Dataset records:
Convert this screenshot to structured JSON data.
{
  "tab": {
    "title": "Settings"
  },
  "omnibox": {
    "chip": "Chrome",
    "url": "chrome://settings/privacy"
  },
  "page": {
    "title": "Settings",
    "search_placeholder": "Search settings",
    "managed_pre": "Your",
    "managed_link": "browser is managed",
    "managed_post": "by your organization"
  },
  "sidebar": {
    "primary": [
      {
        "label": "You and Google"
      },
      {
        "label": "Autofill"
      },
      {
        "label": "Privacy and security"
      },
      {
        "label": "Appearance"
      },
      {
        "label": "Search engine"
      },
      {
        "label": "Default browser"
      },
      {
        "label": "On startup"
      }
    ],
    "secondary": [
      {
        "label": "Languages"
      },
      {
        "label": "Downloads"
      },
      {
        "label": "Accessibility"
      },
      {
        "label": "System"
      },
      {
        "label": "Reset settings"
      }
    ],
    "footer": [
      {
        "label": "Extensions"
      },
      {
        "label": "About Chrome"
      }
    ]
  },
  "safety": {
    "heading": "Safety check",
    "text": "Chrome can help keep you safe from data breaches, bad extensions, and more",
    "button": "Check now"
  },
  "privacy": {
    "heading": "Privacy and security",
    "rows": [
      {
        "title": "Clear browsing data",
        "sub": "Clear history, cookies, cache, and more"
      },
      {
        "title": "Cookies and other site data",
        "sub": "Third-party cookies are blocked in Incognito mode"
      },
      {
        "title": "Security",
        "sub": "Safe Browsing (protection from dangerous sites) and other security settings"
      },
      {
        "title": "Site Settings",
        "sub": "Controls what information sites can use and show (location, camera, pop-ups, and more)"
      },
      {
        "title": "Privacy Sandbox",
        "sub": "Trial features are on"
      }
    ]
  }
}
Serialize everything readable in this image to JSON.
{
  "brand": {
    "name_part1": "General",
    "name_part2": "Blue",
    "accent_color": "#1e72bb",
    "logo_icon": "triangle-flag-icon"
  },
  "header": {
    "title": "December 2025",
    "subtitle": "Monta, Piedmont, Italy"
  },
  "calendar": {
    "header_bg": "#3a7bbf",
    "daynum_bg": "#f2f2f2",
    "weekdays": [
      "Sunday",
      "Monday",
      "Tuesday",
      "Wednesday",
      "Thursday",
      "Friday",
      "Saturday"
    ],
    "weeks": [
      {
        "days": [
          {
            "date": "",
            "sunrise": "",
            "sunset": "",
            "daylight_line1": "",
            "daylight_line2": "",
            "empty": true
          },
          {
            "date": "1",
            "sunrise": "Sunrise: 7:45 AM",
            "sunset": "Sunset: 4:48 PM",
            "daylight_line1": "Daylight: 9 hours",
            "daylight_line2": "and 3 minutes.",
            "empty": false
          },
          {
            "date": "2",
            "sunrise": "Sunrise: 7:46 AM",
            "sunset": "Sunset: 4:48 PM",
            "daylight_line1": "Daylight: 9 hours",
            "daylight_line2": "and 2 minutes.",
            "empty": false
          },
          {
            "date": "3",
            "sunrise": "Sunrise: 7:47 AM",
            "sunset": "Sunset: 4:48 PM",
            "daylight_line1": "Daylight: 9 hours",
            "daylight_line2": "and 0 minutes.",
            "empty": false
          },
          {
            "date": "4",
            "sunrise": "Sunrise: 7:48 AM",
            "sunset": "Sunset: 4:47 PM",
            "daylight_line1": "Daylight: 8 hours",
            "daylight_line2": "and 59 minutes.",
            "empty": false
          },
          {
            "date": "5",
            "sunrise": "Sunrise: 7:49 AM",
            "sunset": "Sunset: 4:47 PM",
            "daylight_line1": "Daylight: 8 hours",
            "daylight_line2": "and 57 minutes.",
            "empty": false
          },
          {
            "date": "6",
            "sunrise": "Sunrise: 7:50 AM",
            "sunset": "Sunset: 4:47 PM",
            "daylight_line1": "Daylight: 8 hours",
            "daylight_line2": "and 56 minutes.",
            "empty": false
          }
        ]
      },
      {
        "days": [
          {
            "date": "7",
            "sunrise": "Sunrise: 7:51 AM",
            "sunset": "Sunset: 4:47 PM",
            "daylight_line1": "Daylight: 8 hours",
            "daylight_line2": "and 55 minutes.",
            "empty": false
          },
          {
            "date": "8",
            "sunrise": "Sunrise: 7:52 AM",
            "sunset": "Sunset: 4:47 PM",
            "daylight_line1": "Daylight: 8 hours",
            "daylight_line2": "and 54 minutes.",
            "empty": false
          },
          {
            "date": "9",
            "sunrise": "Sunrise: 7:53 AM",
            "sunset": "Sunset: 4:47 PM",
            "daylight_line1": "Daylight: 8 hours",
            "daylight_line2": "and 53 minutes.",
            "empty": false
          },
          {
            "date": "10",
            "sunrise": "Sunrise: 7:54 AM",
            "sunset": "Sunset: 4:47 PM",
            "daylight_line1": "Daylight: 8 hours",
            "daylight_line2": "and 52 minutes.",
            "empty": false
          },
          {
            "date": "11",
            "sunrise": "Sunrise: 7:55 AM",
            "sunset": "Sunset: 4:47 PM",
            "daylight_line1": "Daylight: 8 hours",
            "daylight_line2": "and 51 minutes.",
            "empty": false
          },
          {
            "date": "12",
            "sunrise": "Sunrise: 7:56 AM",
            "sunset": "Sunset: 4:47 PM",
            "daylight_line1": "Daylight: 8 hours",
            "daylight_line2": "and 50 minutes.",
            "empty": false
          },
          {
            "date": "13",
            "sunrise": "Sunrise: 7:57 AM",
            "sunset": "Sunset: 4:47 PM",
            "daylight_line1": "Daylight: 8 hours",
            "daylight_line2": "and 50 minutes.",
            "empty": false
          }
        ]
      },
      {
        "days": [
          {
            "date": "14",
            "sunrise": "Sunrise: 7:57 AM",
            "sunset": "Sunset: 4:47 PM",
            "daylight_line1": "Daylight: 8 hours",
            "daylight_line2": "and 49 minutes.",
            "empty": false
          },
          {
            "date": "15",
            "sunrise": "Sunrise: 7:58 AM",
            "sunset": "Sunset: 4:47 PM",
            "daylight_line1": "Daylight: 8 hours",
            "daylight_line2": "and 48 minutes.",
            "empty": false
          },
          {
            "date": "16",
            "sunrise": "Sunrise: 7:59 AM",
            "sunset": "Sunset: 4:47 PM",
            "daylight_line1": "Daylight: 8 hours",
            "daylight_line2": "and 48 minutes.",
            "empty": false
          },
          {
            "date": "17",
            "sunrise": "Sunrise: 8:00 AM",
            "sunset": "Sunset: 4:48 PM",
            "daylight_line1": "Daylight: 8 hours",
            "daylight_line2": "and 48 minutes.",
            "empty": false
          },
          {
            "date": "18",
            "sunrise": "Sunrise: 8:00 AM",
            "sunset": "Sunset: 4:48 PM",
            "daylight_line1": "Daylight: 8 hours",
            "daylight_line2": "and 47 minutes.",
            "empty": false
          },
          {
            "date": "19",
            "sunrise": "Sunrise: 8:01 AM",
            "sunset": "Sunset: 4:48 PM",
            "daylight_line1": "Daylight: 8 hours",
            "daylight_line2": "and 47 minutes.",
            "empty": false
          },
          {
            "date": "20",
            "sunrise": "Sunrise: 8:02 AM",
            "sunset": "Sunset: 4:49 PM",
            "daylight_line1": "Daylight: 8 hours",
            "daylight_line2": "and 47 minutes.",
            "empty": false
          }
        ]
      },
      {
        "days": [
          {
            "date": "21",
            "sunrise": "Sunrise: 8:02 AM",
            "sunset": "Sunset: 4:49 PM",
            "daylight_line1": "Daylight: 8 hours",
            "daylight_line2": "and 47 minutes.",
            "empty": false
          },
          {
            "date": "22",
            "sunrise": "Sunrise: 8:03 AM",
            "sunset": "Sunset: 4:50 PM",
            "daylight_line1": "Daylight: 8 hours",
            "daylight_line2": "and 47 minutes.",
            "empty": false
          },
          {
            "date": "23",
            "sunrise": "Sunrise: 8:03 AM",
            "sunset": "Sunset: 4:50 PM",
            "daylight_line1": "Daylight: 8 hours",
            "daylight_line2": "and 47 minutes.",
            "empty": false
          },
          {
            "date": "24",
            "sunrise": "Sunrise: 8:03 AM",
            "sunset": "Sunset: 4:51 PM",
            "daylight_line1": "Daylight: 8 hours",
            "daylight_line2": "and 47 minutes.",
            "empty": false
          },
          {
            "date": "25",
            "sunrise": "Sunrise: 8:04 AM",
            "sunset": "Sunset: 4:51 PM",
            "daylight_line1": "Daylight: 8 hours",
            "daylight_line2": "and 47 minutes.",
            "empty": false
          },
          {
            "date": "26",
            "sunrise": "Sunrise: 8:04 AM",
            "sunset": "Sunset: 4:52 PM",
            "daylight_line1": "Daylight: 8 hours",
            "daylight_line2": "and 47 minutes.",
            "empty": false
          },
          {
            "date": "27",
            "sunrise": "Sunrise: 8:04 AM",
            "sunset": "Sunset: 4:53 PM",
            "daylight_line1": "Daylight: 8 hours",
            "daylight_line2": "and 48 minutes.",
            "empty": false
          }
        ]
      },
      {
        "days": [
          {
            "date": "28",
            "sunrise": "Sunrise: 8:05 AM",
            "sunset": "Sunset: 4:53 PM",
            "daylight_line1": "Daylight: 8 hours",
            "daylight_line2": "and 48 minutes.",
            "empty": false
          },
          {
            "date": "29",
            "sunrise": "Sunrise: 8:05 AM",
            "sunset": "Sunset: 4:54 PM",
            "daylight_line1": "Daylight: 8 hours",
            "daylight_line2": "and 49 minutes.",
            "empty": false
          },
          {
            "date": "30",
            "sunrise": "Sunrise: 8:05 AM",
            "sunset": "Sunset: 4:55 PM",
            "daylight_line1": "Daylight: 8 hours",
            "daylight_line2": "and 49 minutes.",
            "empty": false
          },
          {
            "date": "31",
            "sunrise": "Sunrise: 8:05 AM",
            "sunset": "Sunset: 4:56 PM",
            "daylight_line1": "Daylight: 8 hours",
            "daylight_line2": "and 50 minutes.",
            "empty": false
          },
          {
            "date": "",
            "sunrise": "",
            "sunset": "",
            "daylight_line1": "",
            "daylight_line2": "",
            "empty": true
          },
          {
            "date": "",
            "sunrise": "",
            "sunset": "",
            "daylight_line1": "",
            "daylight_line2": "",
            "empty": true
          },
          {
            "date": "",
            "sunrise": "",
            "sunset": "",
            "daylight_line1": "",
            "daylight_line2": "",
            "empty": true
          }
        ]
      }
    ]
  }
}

→ **Work instructions**
Find each line holding "Clear". Copy it out.

→ **The output**
        "title": "Clear browsing data",
        "sub": "Clear history, cookies, cache, and more"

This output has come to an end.